**WHAT YOU SHOULD DO:** Using the data beneath, show every line that includes the word "durante".

--

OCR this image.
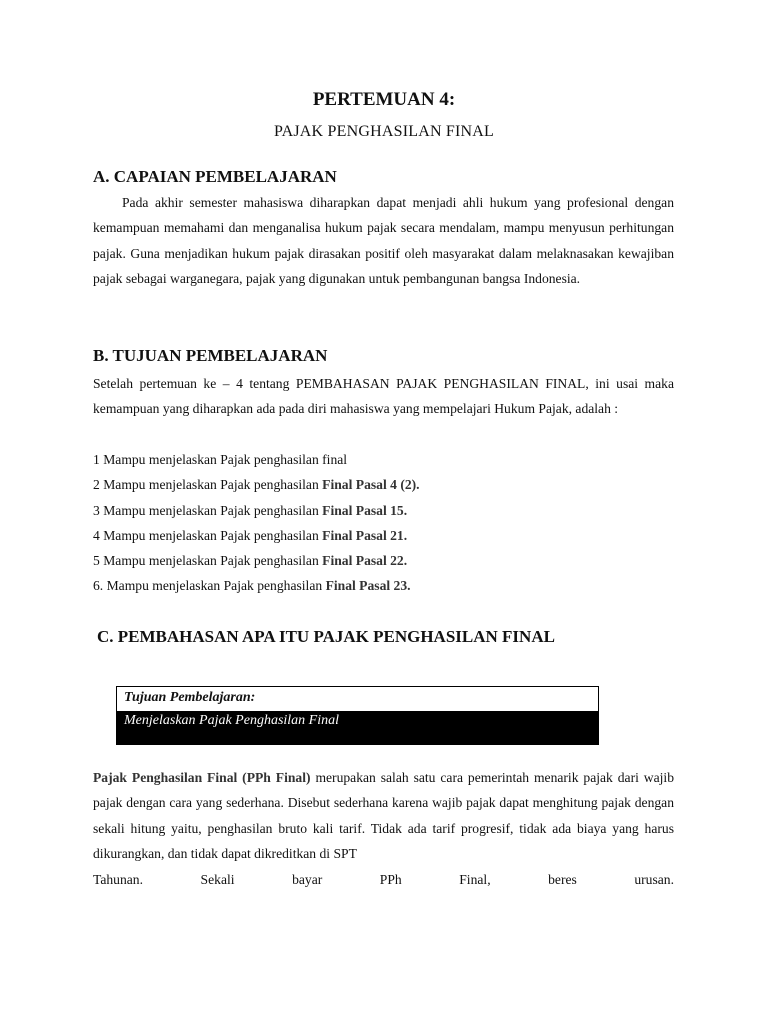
PERTEMUAN 4:
PAJAK PENGHASILAN FINAL
A. CAPAIAN PEMBELAJARAN
Pada akhir semester mahasiswa diharapkan dapat menjadi ahli hukum yang profesional dengan kemampuan memahami dan menganalisa hukum pajak secara mendalam, mampu menyusun perhitungan pajak. Guna menjadikan hukum pajak dirasakan positif oleh masyarakat dalam melaknasakan kewajiban pajak sebagai warganegara, pajak yang digunakan untuk pembangunan bangsa Indonesia.
B. TUJUAN PEMBELAJARAN
Setelah pertemuan ke – 4 tentang PEMBAHASAN PAJAK PENGHASILAN FINAL, ini usai maka kemampuan yang diharapkan ada pada diri mahasiswa yang mempelajari Hukum Pajak, adalah :
1 Mampu menjelaskan Pajak penghasilan final
2 Mampu menjelaskan Pajak penghasilan Final Pasal 4 (2).
3 Mampu menjelaskan Pajak penghasilan Final Pasal 15.
4 Mampu menjelaskan Pajak penghasilan Final Pasal 21.
5 Mampu menjelaskan Pajak penghasilan Final Pasal 22.
6. Mampu menjelaskan Pajak penghasilan Final Pasal 23.
C. PEMBAHASAN APA ITU PAJAK PENGHASILAN FINAL
Tujuan Pembelajaran:
Menjelaskan Pajak Penghasilan Final
Pajak Penghasilan Final (PPh Final) merupakan salah satu cara pemerintah menarik pajak dari wajib pajak dengan cara yang sederhana. Disebut sederhana karena wajib pajak dapat menghitung pajak dengan sekali hitung yaitu, penghasilan bruto kali tarif. Tidak ada tarif progresif, tidak ada biaya yang harus dikurangkan, dan tidak dapat dikreditkan di SPT
Tahunan.	Sekali	bayar	PPh	Final,	beres	urusan.
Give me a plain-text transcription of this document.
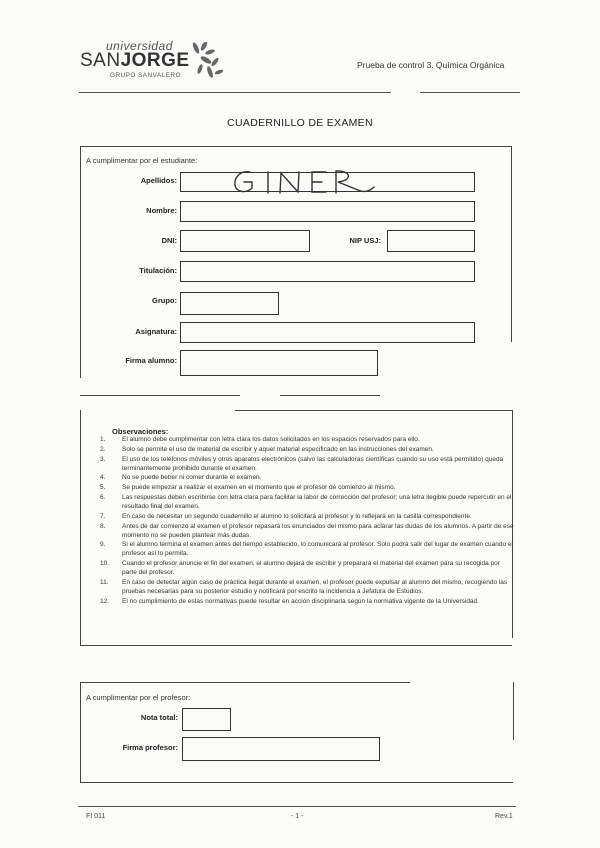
universidad
SANJORGE
GRUPO SANVALERO
Prueba de control 3. Química Orgánica
CUADERNILLO DE EXAMEN
A cumplimentar por el estudiante:
Apellidos:
Nombre:
DNI:	NIP USJ:
Titulación:
Grupo:
Asignatura:
Firma alumno:
Observaciones:
1.	El alumno debe cumplimentar con letra clara los datos solicitados en los espacios reservados para ello.
2.	Solo se permite el uso de material de escribir y aquel material especificado en las instrucciones del examen.
3.	El uso de los teléfonos móviles y otros aparatos electrónicos (salvo las calculadoras científicas cuando su uso está permitido) queda terminantemente prohibido durante el examen.
4.	No se puede beber ni comer durante el examen.
5.	Se puede empezar a realizar el examen en el momento que el profesor dé comienzo al mismo.
6.	Las respuestas deben escribirse con letra clara para facilitar la labor de corrección del profesor; una letra ilegible puede repercutir en el resultado final del examen.
7.	En caso de necesitar un segundo cuadernillo el alumno lo solicitará al profesor y lo reflejará en la casilla correspondiente.
8.	Antes de dar comienzo al examen el profesor repasará los enunciados del mismo para aclarar las dudas de los alumnos. A partir de ese momento no se pueden plantear más dudas.
9.	Si el alumno termina el examen antes del tiempo establecido, lo comunicará al profesor. Solo podrá salir del lugar de examen cuando el profesor así lo permita.
10.	Cuando el profesor anuncie el fin del examen, el alumno dejará de escribir y preparará el material del examen para su recogida por parte del profesor.
11.	En caso de detectar algún caso de práctica ilegal durante el examen, el profesor puede expulsar al alumno del mismo, recogiendo las pruebas necesarias para su posterior estudio y notificará por escrito la incidencia a Jefatura de Estudios.
12.	El no cumplimiento de estas normativas puede resultar en acción disciplinaria según la normativa vigente de la Universidad.
A cumplimentar por el profesor:
Nota total:
Firma profesor:
FI 011	- 1 -	Rev.1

--

**SOLVED EXERCISE:**
3.	El uso de los teléfonos móviles y otros aparatos electrónicos (salvo las calculadoras científicas cuando su uso está permitido) queda terminantemente prohibido durante el examen.
4.	No se puede beber ni comer durante el examen.
11.	En caso de detectar algún caso de práctica ilegal durante el examen, el profesor puede expulsar al alumno del mismo, recogiendo las pruebas necesarias para su posterior estudio y notificará por escrito la incidencia a Jefatura de Estudios.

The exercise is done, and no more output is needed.